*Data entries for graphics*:
________________

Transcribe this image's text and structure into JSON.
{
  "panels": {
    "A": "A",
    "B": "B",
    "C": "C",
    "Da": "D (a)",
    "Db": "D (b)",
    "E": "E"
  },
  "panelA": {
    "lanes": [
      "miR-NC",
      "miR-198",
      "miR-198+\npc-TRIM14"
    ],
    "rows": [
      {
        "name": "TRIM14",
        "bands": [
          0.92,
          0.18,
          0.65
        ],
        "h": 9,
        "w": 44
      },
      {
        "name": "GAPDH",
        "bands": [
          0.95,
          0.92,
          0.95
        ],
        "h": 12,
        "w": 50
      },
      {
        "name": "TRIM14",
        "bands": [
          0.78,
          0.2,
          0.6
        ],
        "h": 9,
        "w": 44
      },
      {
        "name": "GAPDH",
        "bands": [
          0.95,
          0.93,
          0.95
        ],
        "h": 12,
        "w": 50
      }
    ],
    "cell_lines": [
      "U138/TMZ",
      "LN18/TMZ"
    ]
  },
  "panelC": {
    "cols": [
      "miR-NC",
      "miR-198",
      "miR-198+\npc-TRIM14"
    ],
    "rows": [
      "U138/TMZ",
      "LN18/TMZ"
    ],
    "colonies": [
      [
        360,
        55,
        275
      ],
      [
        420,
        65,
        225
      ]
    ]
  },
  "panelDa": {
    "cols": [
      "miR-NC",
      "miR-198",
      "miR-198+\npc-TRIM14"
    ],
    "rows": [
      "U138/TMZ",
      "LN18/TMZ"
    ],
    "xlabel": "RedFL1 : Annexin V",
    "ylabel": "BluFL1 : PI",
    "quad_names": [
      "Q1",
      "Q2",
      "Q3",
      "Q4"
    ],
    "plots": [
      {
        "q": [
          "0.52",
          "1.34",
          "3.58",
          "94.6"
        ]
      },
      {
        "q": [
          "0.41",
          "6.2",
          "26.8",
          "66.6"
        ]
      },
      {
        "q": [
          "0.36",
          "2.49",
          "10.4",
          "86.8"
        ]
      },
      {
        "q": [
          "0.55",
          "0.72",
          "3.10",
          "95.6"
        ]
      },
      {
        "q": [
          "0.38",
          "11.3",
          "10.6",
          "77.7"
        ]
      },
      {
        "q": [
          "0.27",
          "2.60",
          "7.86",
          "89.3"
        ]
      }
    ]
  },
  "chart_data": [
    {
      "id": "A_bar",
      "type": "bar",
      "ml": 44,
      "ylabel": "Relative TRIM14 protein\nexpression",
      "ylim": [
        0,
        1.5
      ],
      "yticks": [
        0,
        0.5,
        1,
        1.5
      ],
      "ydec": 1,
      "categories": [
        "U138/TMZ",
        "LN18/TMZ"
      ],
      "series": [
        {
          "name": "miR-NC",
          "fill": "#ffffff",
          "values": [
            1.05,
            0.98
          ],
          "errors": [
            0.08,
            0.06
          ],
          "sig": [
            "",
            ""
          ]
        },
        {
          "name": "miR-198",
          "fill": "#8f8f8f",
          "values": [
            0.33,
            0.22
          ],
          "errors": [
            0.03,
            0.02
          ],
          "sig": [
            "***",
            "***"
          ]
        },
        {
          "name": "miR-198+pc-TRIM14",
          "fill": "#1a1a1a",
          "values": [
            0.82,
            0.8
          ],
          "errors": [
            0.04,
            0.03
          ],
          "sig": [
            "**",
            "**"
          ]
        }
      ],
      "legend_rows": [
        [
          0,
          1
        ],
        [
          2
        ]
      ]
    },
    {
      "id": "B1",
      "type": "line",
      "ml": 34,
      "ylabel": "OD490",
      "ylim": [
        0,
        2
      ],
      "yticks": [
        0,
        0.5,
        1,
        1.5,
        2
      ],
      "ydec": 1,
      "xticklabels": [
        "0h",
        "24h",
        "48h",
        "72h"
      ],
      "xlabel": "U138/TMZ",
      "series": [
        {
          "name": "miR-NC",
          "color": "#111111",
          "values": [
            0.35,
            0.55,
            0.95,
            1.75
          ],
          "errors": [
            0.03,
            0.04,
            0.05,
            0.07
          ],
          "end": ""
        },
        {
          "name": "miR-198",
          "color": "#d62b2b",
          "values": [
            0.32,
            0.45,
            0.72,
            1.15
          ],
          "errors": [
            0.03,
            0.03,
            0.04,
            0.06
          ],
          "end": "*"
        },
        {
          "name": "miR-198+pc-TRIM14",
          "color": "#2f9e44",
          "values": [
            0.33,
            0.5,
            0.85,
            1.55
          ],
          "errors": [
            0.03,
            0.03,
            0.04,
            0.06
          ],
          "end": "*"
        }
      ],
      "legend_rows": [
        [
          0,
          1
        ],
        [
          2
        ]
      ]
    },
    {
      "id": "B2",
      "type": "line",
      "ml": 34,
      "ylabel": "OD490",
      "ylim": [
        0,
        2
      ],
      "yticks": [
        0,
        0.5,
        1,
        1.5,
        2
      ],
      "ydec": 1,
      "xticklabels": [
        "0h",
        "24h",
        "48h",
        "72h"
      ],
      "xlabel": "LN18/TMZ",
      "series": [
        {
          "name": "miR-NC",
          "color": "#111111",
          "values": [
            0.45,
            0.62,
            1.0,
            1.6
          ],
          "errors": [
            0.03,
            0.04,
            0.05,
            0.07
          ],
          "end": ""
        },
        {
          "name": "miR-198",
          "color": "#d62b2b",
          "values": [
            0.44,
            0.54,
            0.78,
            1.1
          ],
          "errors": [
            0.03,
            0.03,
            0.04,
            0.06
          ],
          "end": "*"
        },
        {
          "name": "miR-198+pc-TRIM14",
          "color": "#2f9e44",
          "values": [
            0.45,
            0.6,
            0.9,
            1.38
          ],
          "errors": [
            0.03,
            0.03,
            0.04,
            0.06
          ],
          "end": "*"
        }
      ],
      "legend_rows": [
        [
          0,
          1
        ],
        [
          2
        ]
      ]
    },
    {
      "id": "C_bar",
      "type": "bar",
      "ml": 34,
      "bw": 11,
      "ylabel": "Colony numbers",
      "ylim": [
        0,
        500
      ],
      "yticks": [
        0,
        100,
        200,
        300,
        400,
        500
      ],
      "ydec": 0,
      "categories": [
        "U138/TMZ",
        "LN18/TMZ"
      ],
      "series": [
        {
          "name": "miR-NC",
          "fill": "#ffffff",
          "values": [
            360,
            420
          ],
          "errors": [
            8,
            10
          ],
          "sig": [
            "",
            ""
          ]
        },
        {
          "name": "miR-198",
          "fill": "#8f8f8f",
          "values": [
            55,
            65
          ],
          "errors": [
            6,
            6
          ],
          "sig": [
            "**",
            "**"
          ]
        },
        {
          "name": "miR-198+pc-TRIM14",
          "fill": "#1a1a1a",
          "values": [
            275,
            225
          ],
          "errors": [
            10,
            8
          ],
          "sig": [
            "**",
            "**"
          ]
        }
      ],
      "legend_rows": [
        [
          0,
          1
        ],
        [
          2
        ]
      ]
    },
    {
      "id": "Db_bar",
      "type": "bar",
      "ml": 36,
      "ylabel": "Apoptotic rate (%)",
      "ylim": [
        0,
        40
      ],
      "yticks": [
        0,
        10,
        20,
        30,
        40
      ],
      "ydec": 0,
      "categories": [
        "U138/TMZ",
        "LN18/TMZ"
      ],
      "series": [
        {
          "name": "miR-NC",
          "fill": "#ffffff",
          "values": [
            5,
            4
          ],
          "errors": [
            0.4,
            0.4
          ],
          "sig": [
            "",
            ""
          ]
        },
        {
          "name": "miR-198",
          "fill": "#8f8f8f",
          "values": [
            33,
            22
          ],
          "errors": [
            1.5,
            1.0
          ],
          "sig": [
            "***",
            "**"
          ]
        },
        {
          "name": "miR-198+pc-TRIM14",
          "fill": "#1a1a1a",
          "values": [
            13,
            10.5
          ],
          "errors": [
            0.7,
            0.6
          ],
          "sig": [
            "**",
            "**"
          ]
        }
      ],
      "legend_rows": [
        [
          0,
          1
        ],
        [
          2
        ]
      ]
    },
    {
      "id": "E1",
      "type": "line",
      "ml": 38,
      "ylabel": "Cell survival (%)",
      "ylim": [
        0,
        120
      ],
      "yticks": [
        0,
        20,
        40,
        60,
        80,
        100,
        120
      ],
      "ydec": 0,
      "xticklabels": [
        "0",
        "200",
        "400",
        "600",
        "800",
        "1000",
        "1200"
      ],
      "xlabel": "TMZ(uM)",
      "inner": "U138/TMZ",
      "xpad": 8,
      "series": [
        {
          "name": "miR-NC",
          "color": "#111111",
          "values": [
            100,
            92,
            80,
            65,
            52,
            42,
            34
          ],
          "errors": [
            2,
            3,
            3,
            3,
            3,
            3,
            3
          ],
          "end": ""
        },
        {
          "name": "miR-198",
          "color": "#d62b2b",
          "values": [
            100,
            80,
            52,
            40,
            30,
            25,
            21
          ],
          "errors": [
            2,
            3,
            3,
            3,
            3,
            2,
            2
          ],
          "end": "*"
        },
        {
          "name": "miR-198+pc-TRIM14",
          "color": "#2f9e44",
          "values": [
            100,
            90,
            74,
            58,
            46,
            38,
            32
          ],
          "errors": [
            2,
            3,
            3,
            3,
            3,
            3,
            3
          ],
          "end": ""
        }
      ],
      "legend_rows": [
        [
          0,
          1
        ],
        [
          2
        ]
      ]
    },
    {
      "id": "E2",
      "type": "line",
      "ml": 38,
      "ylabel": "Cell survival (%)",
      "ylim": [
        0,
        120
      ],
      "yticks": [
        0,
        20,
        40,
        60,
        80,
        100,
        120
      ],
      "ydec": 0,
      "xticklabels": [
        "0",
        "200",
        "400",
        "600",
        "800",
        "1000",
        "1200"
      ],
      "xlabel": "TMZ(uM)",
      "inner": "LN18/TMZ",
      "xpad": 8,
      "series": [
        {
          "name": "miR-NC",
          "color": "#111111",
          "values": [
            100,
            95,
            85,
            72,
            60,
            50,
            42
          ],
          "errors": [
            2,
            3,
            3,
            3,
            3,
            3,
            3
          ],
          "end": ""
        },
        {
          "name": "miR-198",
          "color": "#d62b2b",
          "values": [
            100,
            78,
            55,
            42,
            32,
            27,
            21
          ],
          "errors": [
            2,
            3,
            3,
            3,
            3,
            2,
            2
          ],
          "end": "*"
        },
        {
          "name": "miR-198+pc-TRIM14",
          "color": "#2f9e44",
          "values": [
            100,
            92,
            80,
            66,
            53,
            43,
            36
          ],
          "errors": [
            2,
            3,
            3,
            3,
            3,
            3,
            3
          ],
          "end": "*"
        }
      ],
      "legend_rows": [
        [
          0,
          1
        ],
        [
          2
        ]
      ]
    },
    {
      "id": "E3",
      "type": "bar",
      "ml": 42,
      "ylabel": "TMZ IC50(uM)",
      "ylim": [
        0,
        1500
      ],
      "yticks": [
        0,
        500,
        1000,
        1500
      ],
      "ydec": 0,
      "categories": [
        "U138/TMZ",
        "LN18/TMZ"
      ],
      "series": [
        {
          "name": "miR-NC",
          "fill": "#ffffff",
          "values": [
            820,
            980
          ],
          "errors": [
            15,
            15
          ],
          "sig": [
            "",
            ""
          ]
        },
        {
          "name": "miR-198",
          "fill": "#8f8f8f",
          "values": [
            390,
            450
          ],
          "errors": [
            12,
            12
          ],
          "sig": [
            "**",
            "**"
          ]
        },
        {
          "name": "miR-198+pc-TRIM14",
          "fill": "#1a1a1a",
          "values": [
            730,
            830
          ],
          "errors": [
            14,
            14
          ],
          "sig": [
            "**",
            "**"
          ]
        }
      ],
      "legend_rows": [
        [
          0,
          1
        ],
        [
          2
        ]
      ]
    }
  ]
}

________________

*About this exercise*: Filter the records down to the lines that contain the string "ylabel", and copy those lines.

*Response for this exercise*:
    "ylabel": "BluFL1 : PI",
      "ylabel": "Relative TRIM14 protein\nexpression",
      "ylabel": "OD490",
      "ylabel": "OD490",
      "ylabel": "Colony numbers",
      "ylabel": "Apoptotic rate (%)",
      "ylabel": "Cell survival (%)",
      "ylabel": "Cell survival (%)",
      "ylabel": "TMZ IC50(uM)",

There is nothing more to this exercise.